* [Saved entries]
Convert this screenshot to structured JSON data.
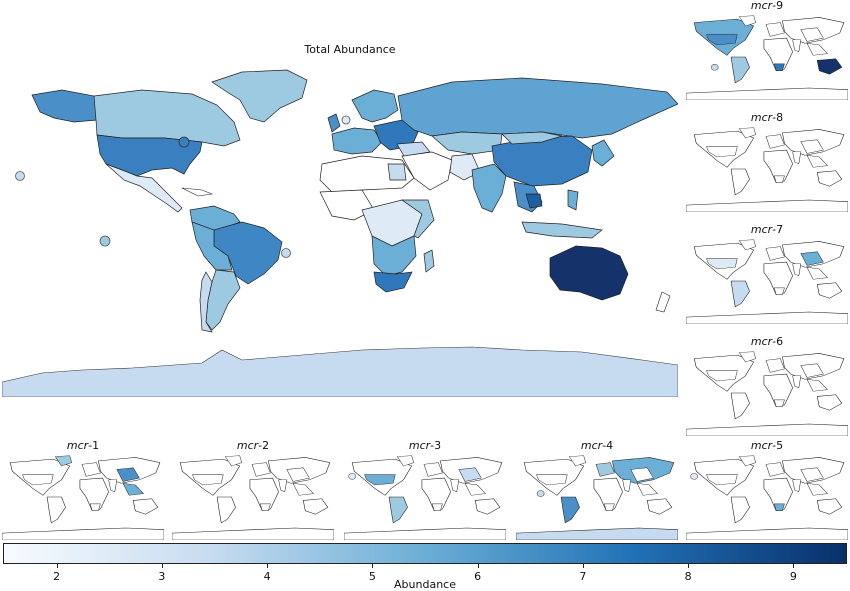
{
  "main_title": "Total Abundance",
  "panels": [
    {
      "id": "mcr-9",
      "gene": "mcr",
      "suffix": "-9"
    },
    {
      "id": "mcr-8",
      "gene": "mcr",
      "suffix": "-8"
    },
    {
      "id": "mcr-7",
      "gene": "mcr",
      "suffix": "-7"
    },
    {
      "id": "mcr-6",
      "gene": "mcr",
      "suffix": "-6"
    },
    {
      "id": "mcr-1",
      "gene": "mcr",
      "suffix": "-1"
    },
    {
      "id": "mcr-2",
      "gene": "mcr",
      "suffix": "-2"
    },
    {
      "id": "mcr-3",
      "gene": "mcr",
      "suffix": "-3"
    },
    {
      "id": "mcr-4",
      "gene": "mcr",
      "suffix": "-4"
    },
    {
      "id": "mcr-5",
      "gene": "mcr",
      "suffix": "-5"
    }
  ],
  "colorbar": {
    "label": "Abundance",
    "min": 1.5,
    "max": 9.5,
    "ticks": [
      "2",
      "3",
      "4",
      "5",
      "6",
      "7",
      "8",
      "9"
    ],
    "colors": [
      "#f7fbff",
      "#c6dbef",
      "#6baed6",
      "#2171b5",
      "#08306b"
    ]
  },
  "total_abundance_levels": {
    "Australia": 9.3,
    "Cambodia": 7.0,
    "Thailand": 5.5,
    "China": 6.0,
    "United States": 6.3,
    "Brazil": 5.8,
    "South Africa": 6.2,
    "Russia": 5.0,
    "Canada": 5.0,
    "Antarctica": 3.0,
    "Greenland": 4.0
  },
  "marks": {
    "pacific_dot": "Pacific marker"
  }
}
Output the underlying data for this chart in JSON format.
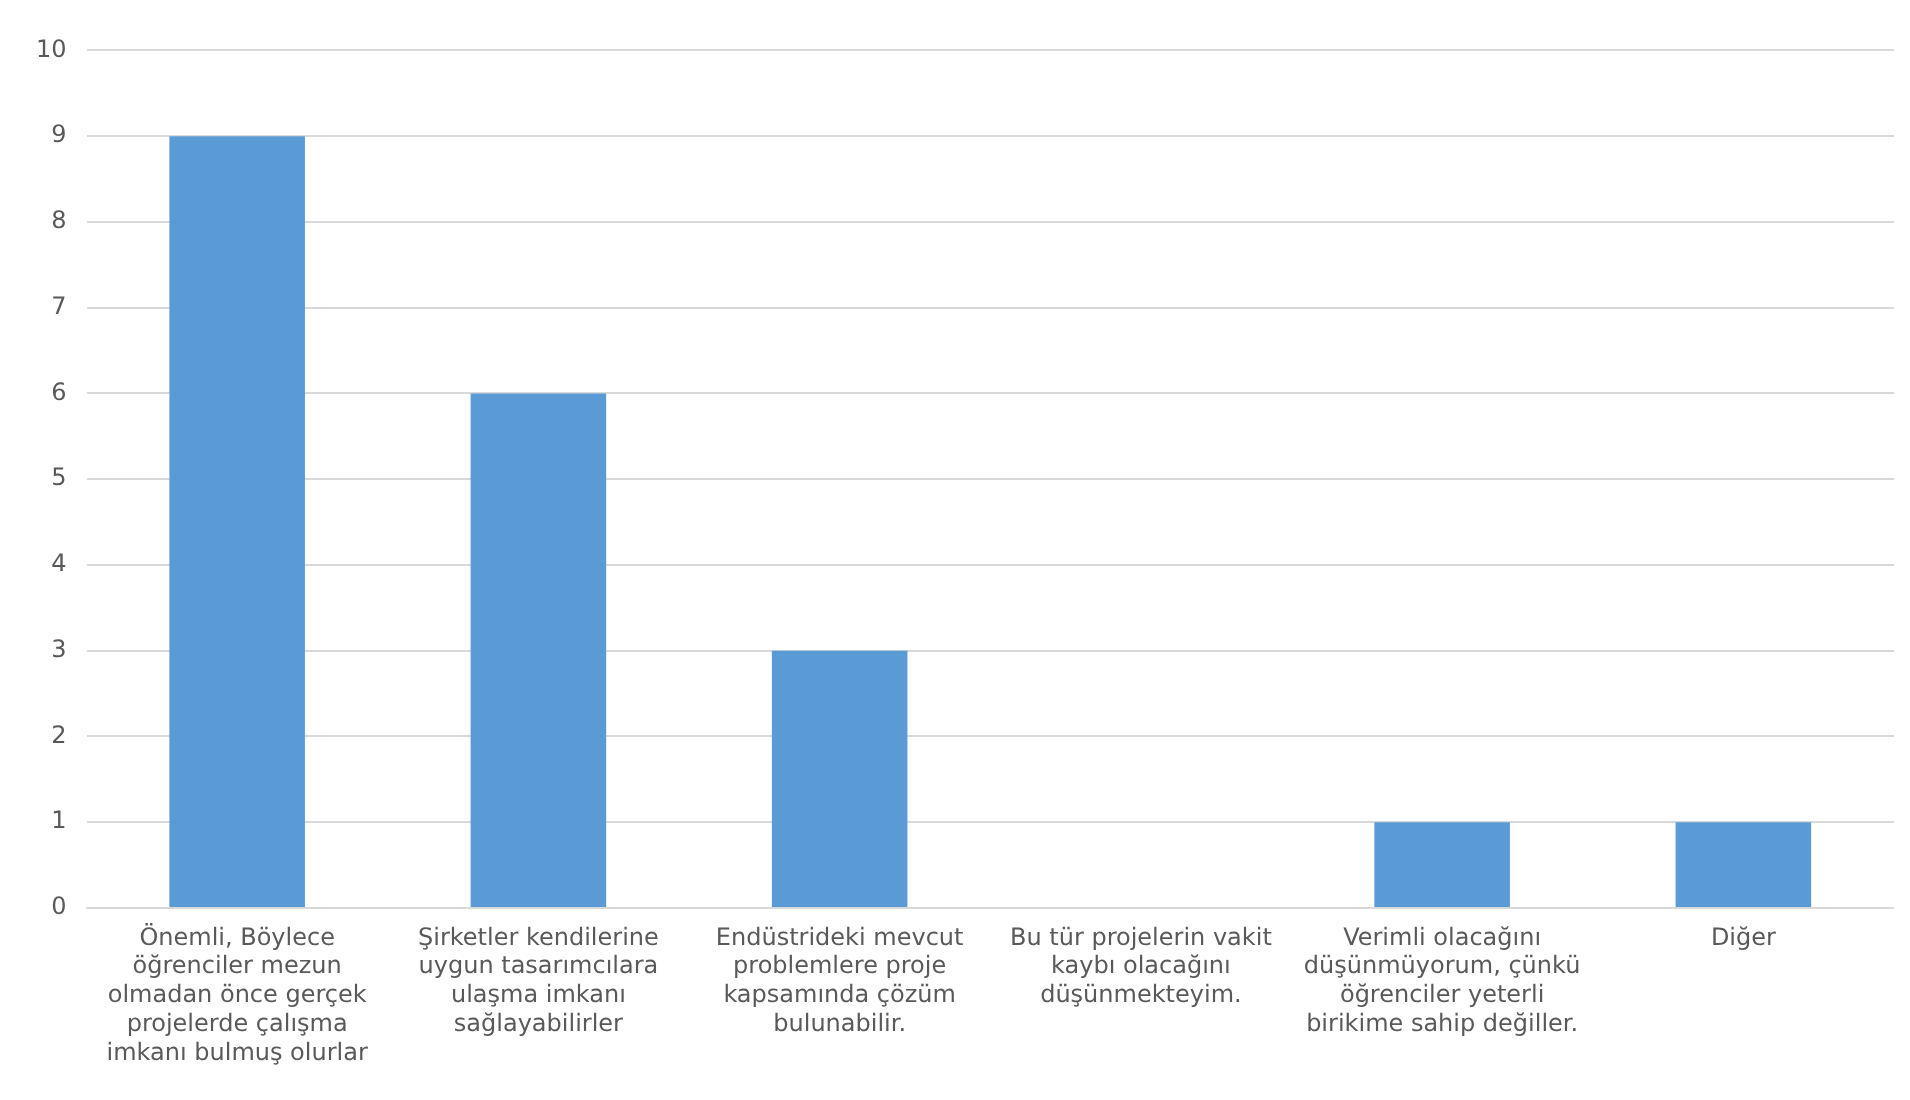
{
  "chart_data": {
    "type": "bar",
    "categories": [
      "Önemli, Böylece öğrenciler mezun olmadan önce gerçek projelerde çalışma imkanı bulmuş olurlar",
      "Şirketler kendilerine uygun tasarımcılara ulaşma imkanı sağlayabilirler",
      "Endüstrideki mevcut problemlere proje kapsamında çözüm bulunabilir.",
      "Bu tür projelerin vakit kaybı olacağını düşünmekteyim.",
      "Verimli olacağını düşünmüyorum, çünkü öğrenciler yeterli birikime sahip değiller.",
      "Diğer"
    ],
    "values": [
      9,
      6,
      3,
      0,
      1,
      1
    ],
    "color": "#5b9bd5",
    "ylim": [
      0,
      10
    ],
    "yticks": [
      0,
      1,
      2,
      3,
      4,
      5,
      6,
      7,
      8,
      9,
      10
    ],
    "grid": "y",
    "legend": false
  }
}
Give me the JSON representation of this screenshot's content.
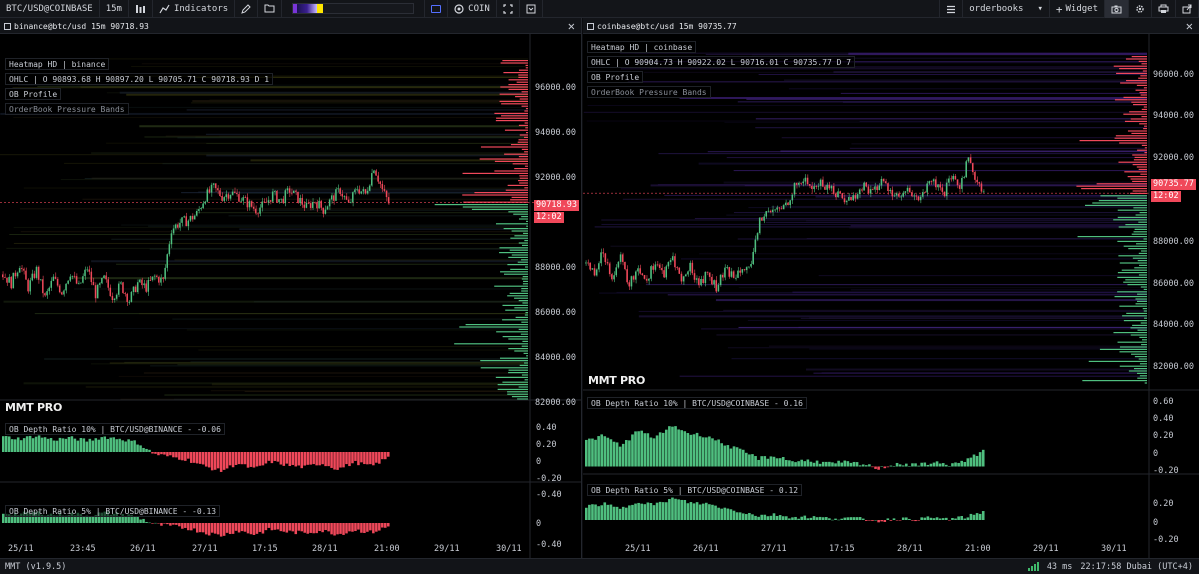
{
  "toolbar": {
    "symbol": "BTC/USD@COINBASE",
    "interval": "15m",
    "indicators_label": "Indicators",
    "coin_label": "COIN",
    "orderbooks_label": "orderbooks",
    "widget_label": "Widget",
    "heatmap_colors": [
      "#1c1250",
      "#3a1f8f",
      "#7a35d8",
      "#c7b8ff",
      "#ffe600"
    ]
  },
  "panes": [
    {
      "tab_title": "binance@btc/usd 15m 90718.93",
      "legend_heatmap": "Heatmap HD | binance",
      "legend_ohlc": "OHLC | O 90893.68 H 90897.20 L 90705.71 C 90718.93 D 1",
      "legend_obprofile": "OB Profile",
      "legend_bands": "OrderBook Pressure Bands",
      "brand": "MMT PRO",
      "last_price": "90718.93",
      "countdown": "12:02",
      "price_ticks": [
        "96000.00",
        "94000.00",
        "92000.00",
        "88000.00",
        "86000.00",
        "84000.00",
        "82000.00"
      ],
      "ind1_title": "OB Depth Ratio 10% | BTC/USD@BINANCE - -0.06",
      "ind1_ticks": [
        "0.40",
        "0.20",
        "0",
        "-0.20",
        "-0.40"
      ],
      "ind2_title": "OB Depth Ratio 5% | BTC/USD@BINANCE - -0.13",
      "ind2_ticks": [
        "0",
        "-0.40"
      ],
      "dates": [
        "25/11",
        "23:45",
        "26/11",
        "27/11",
        "17:15",
        "28/11",
        "21:00",
        "29/11",
        "30/11"
      ]
    },
    {
      "tab_title": "coinbase@btc/usd 15m 90735.77",
      "legend_heatmap": "Heatmap HD | coinbase",
      "legend_ohlc": "OHLC | O 90904.73 H 90922.02 L 90716.01 C 90735.77 D 7",
      "legend_obprofile": "OB Profile",
      "legend_bands": "OrderBook Pressure Bands",
      "brand": "MMT PRO",
      "last_price": "90735.77",
      "countdown": "12:02",
      "price_ticks": [
        "96000.00",
        "94000.00",
        "92000.00",
        "88000.00",
        "86000.00",
        "84000.00",
        "82000.00"
      ],
      "ind1_title": "OB Depth Ratio 10% | BTC/USD@COINBASE - 0.16",
      "ind1_ticks": [
        "0.60",
        "0.40",
        "0.20",
        "0",
        "-0.20"
      ],
      "ind2_title": "OB Depth Ratio 5% | BTC/USD@COINBASE - 0.12",
      "ind2_ticks": [
        "0.20",
        "0",
        "-0.20"
      ],
      "dates": [
        "25/11",
        "26/11",
        "27/11",
        "17:15",
        "28/11",
        "21:00",
        "29/11",
        "30/11"
      ]
    }
  ],
  "status": {
    "version": "MMT (v1.9.5)",
    "latency": "43 ms",
    "clock": "22:17:58 Dubai (UTC+4)"
  },
  "colors": {
    "up": "#4fbf7f",
    "down": "#f0485a",
    "accent": "#5570ff"
  },
  "chart_data": [
    {
      "type": "candlestick",
      "series": [
        {
          "name": "binance@btc/usd 15m",
          "last": 90718.93
        }
      ],
      "ylim": [
        81500,
        97500
      ],
      "y_ticks": [
        82000,
        84000,
        86000,
        88000,
        92000,
        94000,
        96000
      ],
      "x_ticks": [
        "25/11",
        "23:45",
        "26/11",
        "27/11",
        "17:15",
        "28/11",
        "21:00",
        "29/11",
        "30/11"
      ],
      "close_path": [
        87400,
        87000,
        87900,
        86800,
        87600,
        86300,
        87200,
        86600,
        87500,
        86800,
        87700,
        86500,
        87200,
        86400,
        86900,
        86200,
        87000,
        86800,
        87300,
        87100,
        89500,
        89800,
        89900,
        90200,
        91000,
        91400,
        91000,
        91200,
        91000,
        90700,
        90400,
        90600,
        91100,
        90800,
        91300,
        90900,
        90500,
        90800,
        90400,
        90900,
        91300,
        90600,
        91400,
        91100,
        92400,
        91300,
        90500
      ]
    },
    {
      "type": "candlestick",
      "series": [
        {
          "name": "coinbase@btc/usd 15m",
          "last": 90735.77
        }
      ],
      "ylim": [
        81500,
        97500
      ],
      "y_ticks": [
        82000,
        84000,
        86000,
        88000,
        92000,
        94000,
        96000
      ],
      "x_ticks": [
        "25/11",
        "26/11",
        "27/11",
        "17:15",
        "28/11",
        "21:00",
        "29/11",
        "30/11"
      ],
      "close_path": [
        87400,
        87000,
        87900,
        86800,
        87600,
        86300,
        87200,
        86600,
        87500,
        86800,
        87700,
        86500,
        87200,
        86400,
        86900,
        86200,
        87000,
        86800,
        87300,
        87100,
        89500,
        89800,
        89900,
        90200,
        91000,
        91400,
        91000,
        91200,
        91000,
        90700,
        90400,
        90600,
        91100,
        90800,
        91300,
        90900,
        90500,
        90800,
        90400,
        90900,
        91300,
        90600,
        91400,
        91100,
        92400,
        91300,
        90500
      ]
    },
    {
      "type": "bar",
      "title": "OB Depth Ratio 10% | BTC/USD@BINANCE - -0.06",
      "ylim": [
        -0.4,
        0.4
      ],
      "values": [
        0.16,
        0.14,
        0.17,
        0.13,
        0.15,
        0.12,
        0.16,
        0.14,
        0.1,
        -0.02,
        -0.05,
        -0.08,
        -0.15,
        -0.2,
        -0.12,
        -0.18,
        -0.1,
        -0.14,
        -0.16,
        -0.12,
        -0.18,
        -0.11,
        -0.15,
        -0.06
      ]
    },
    {
      "type": "bar",
      "title": "OB Depth Ratio 10% | BTC/USD@COINBASE - 0.16",
      "ylim": [
        -0.2,
        0.6
      ],
      "values": [
        0.25,
        0.3,
        0.2,
        0.35,
        0.28,
        0.4,
        0.32,
        0.3,
        0.22,
        0.15,
        0.08,
        0.1,
        0.05,
        0.06,
        0.03,
        0.04,
        0.02,
        -0.02,
        0.03,
        0.01,
        0.04,
        0.02,
        0.05,
        0.16
      ]
    }
  ]
}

* [GOAL OF THE EXERCISE] Go through the material above and copy each line that has the word "OHLC".

* [FINISHED EXERCISE]
      "legend_ohlc": "OHLC | O 90893.68 H 90897.20 L 90705.71 C 90718.93 D 1",
      "legend_ohlc": "OHLC | O 90904.73 H 90922.02 L 90716.01 C 90735.77 D 7",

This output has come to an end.